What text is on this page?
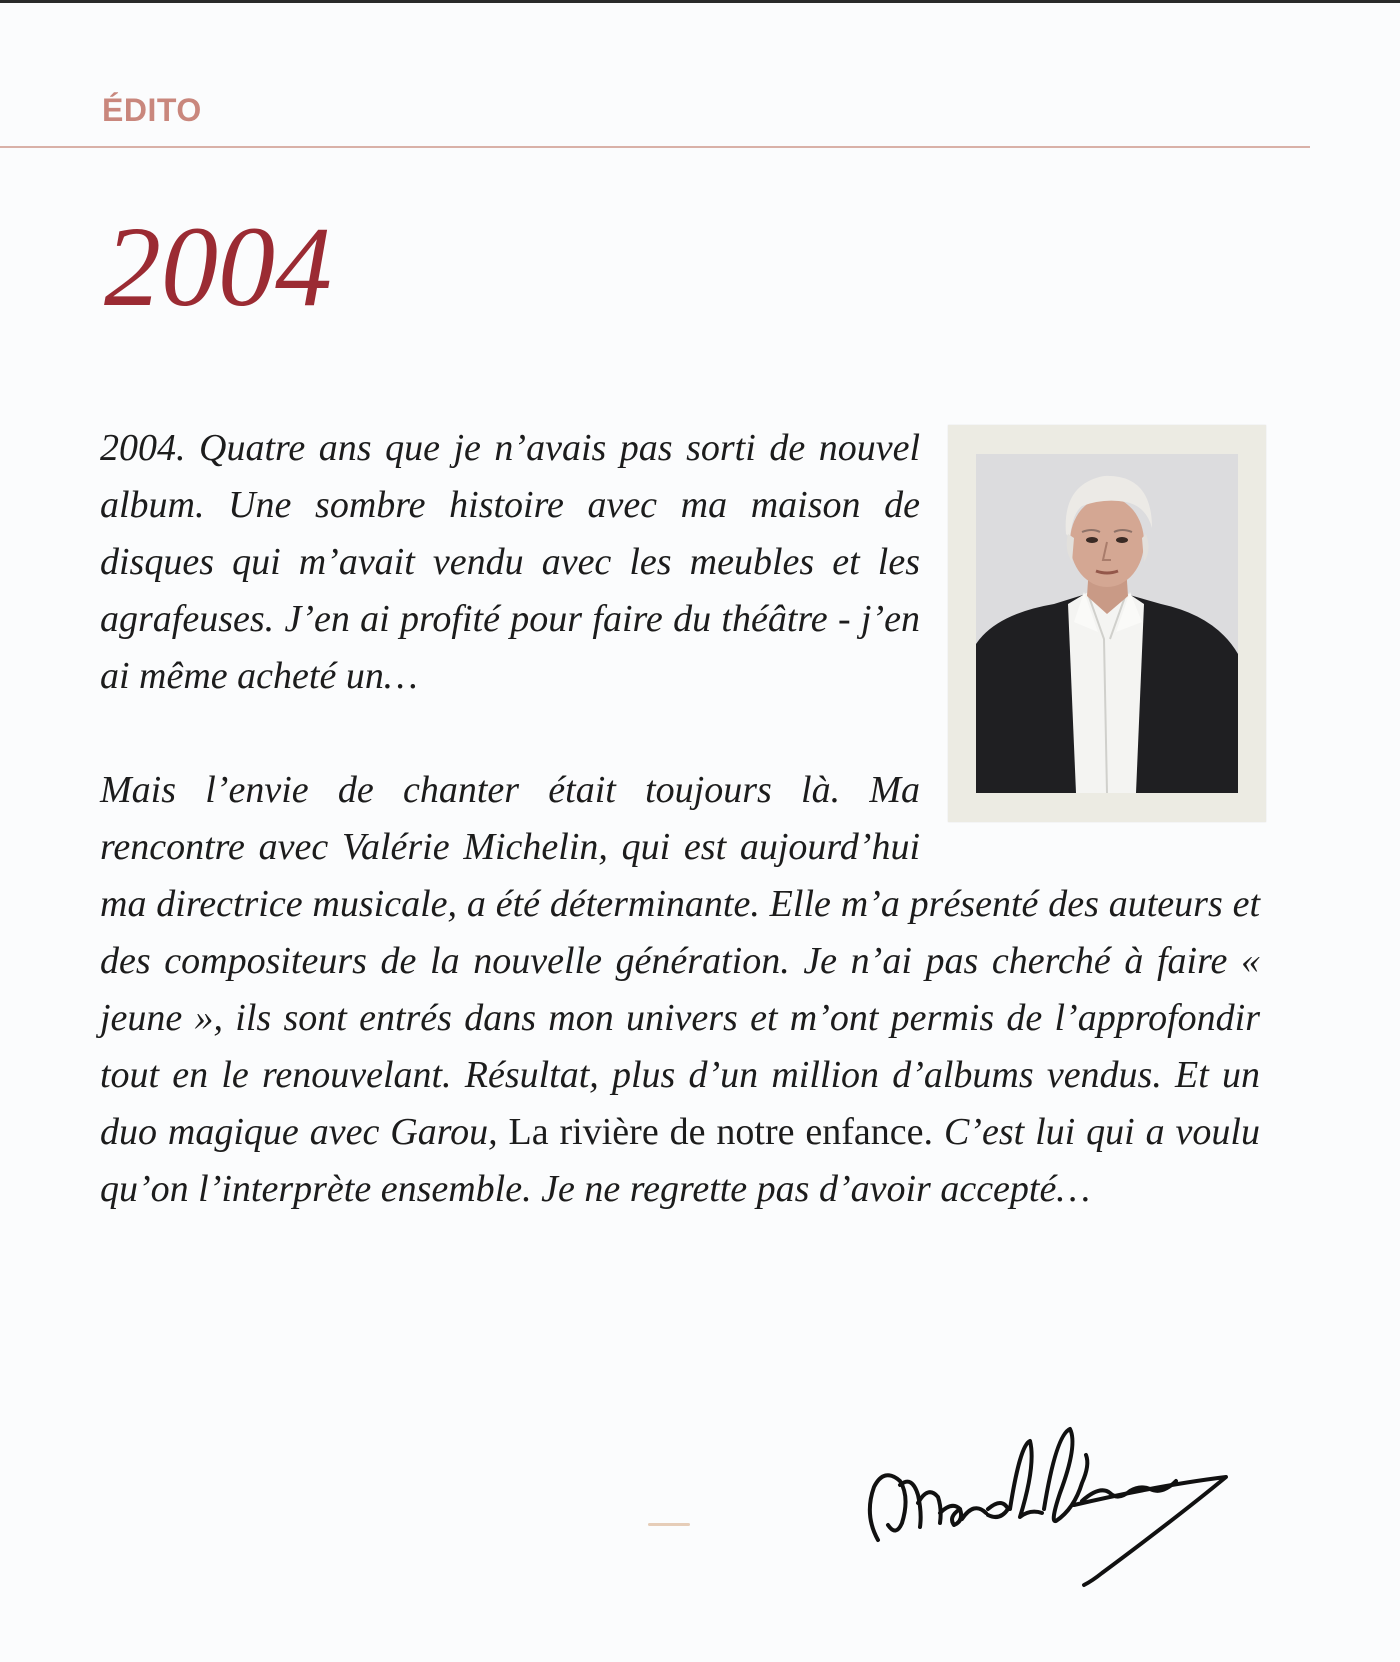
ÉDITO
2004

2004. Quatre ans que je n’avais pas sorti de nouvel album. Une sombre histoire avec ma maison de disques qui m’avait vendu avec les meubles et les agrafeuses. J’en ai profité pour faire du théâtre - j’en ai même acheté un…

Mais l’envie de chanter était toujours là. Ma rencontre avec Valérie Michelin, qui est aujourd’hui ma directrice musicale, a été déterminante. Elle m’a présenté des auteurs et des compositeurs de la nouvelle génération. Je n’ai pas cherché à faire « jeune », ils sont entrés dans mon univers et m’ont permis de l’approfondir tout en le renouvelant. Résultat, plus d’un million d’albums vendus. Et un duo magique avec Garou, La rivière de notre enfance. C’est lui qui a voulu qu’on l’interprète ensemble. Je ne regrette pas d’avoir accepté…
* * * * * * *
Leave out the pictures and give the listing above again exactly.

• Task result:
What text is on this page?
ÉDITO
2004

2004. Quatre ans que je n’avais pas sorti de nouvel album. Une sombre histoire avec ma maison de disques qui m’avait vendu avec les meubles et les agrafeuses. J’en ai profité pour faire du théâtre - j’en ai même acheté un…

Mais l’envie de chanter était toujours là. Ma rencontre avec Valérie Michelin, qui est aujourd’hui ma directrice musicale, a été déterminante. Elle m’a présenté des auteurs et des compositeurs de la nouvelle génération. Je n’ai pas cherché à faire « jeune », ils sont entrés dans mon univers et m’ont permis de l’approfondir tout en le renouvelant. Résultat, plus d’un million d’albums vendus. Et un duo magique avec Garou, La rivière de notre enfance. C’est lui qui a voulu qu’on l’interprète ensemble. Je ne regrette pas d’avoir accepté…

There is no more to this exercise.